# PROBLEM STATEMENT:
Copy out every line in the entries below that includes "FCFA".

=== RECORDS FOR THIS EXERCISE ===

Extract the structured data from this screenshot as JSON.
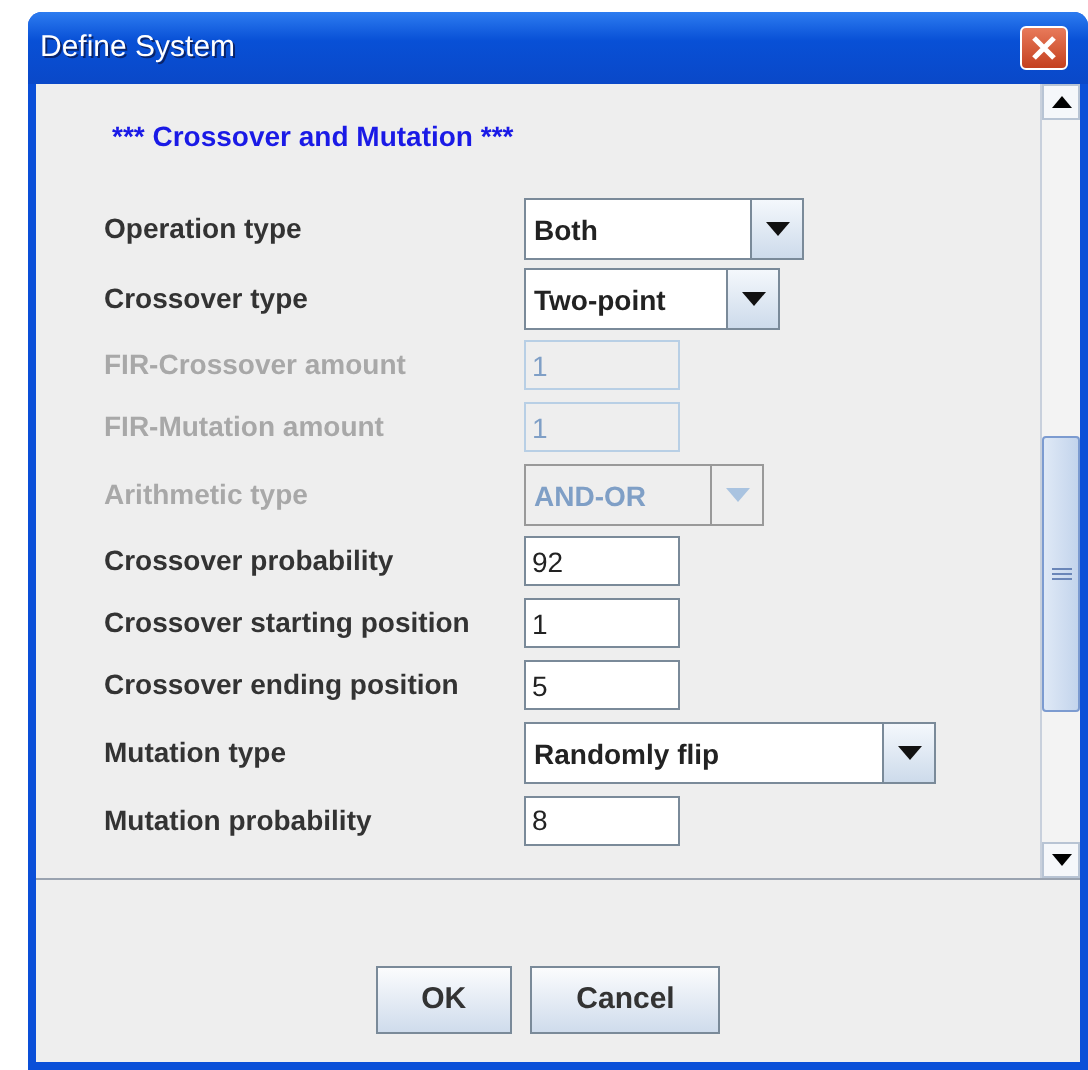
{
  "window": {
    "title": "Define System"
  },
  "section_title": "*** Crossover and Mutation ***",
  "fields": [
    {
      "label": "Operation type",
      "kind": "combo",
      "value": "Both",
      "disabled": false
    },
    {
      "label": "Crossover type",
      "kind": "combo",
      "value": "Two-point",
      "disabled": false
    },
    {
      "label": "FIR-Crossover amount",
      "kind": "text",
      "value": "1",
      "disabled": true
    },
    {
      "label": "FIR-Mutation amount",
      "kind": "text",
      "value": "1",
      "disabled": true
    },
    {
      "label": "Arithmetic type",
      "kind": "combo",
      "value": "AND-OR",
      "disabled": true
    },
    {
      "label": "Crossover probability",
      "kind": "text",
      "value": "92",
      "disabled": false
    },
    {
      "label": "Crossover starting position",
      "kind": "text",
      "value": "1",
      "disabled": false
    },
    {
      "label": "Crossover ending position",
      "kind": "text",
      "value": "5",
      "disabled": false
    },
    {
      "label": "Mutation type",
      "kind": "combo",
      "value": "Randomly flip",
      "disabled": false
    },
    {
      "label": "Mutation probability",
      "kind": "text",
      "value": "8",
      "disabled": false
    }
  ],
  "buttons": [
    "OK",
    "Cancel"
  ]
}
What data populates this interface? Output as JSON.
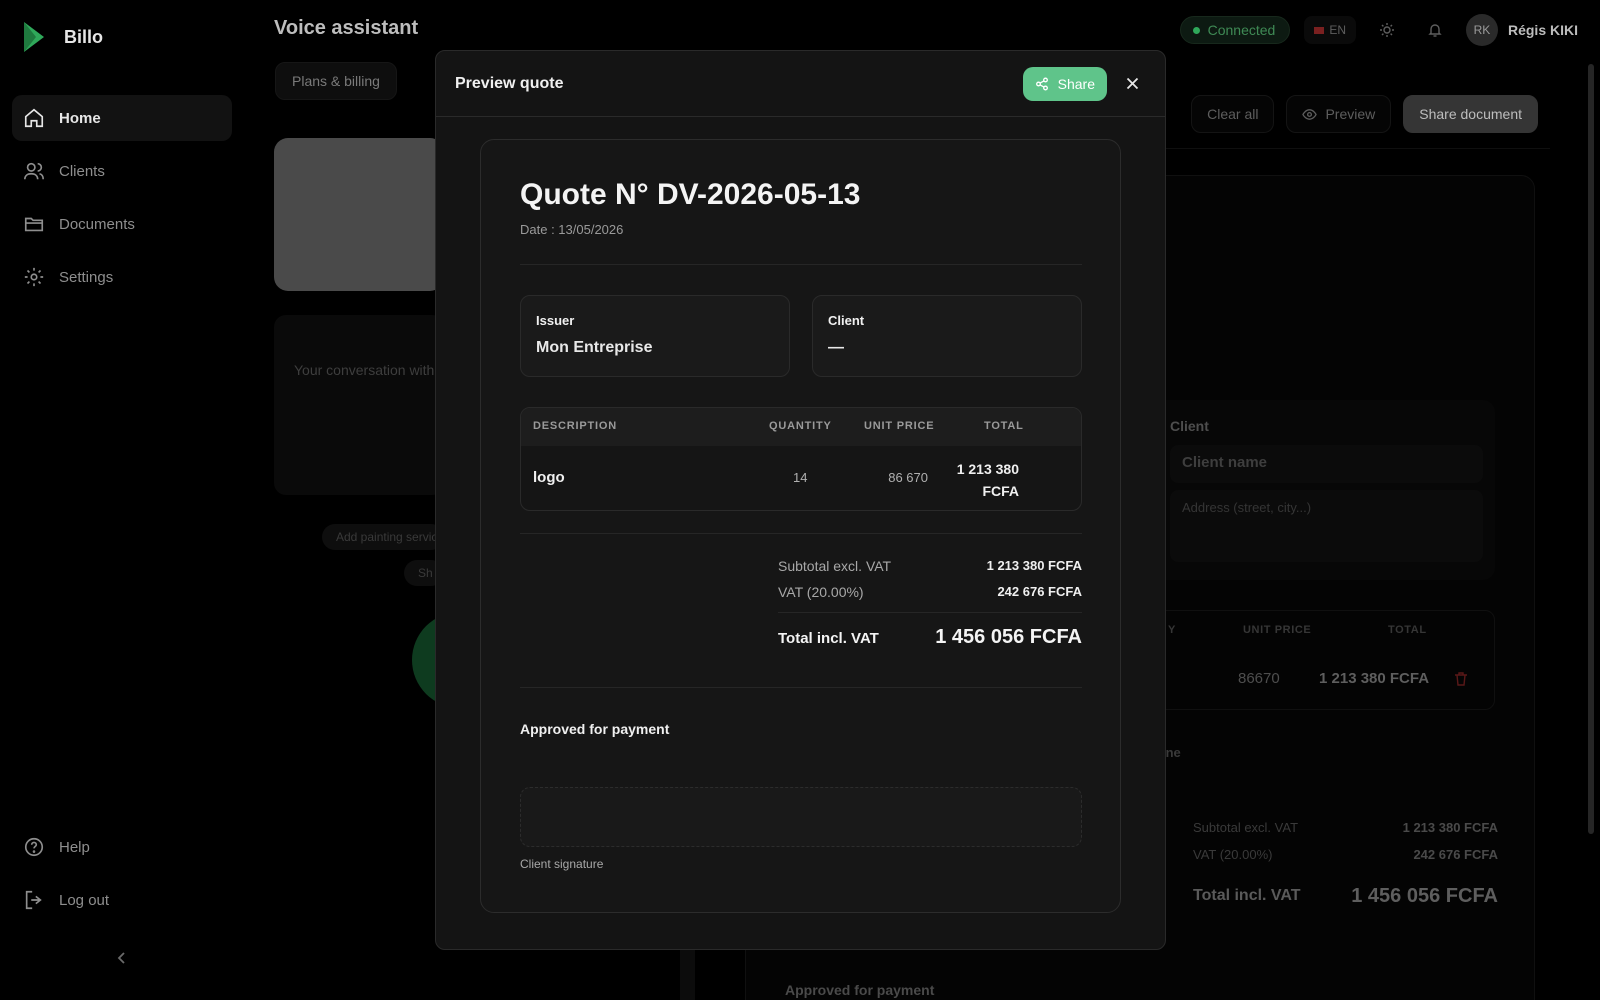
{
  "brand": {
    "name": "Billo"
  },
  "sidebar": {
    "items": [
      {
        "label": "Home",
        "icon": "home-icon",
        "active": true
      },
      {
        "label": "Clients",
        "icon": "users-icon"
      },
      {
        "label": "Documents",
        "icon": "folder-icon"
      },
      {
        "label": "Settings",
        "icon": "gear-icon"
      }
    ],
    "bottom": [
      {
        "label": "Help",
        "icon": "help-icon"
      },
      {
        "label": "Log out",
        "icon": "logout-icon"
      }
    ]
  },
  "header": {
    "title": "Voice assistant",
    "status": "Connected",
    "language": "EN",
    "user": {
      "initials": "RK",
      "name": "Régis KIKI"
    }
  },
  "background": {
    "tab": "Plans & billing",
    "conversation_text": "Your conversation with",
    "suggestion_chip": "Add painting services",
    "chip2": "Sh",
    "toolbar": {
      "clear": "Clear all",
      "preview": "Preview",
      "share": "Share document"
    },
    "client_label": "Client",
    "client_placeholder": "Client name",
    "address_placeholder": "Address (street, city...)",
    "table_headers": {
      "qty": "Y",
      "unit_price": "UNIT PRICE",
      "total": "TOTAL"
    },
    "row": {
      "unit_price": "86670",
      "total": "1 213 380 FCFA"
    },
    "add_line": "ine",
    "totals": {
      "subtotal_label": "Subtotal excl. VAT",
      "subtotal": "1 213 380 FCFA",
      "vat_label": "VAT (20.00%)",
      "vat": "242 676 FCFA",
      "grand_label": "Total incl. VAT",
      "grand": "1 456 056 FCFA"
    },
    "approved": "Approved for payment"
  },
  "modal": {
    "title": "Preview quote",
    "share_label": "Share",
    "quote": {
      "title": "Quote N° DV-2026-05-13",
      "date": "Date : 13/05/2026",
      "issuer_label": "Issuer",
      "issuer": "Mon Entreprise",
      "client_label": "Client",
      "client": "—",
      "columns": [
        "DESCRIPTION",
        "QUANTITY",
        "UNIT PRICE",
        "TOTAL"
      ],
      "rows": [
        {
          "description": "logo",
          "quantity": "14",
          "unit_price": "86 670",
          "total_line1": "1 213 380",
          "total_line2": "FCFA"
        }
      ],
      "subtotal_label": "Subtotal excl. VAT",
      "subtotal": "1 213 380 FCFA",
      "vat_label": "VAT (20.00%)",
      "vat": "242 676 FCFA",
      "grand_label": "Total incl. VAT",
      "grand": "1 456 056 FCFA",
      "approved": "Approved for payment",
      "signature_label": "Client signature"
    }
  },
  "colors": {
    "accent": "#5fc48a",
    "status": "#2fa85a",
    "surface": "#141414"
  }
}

===

# THE ANSWER:
      "total": "1 213 380 FCFA"
      "subtotal": "1 213 380 FCFA",
      "vat": "242 676 FCFA",
      "grand": "1 456 056 FCFA"
          "total_line2": "FCFA"
      "subtotal": "1 213 380 FCFA",
      "vat": "242 676 FCFA",
      "grand": "1 456 056 FCFA",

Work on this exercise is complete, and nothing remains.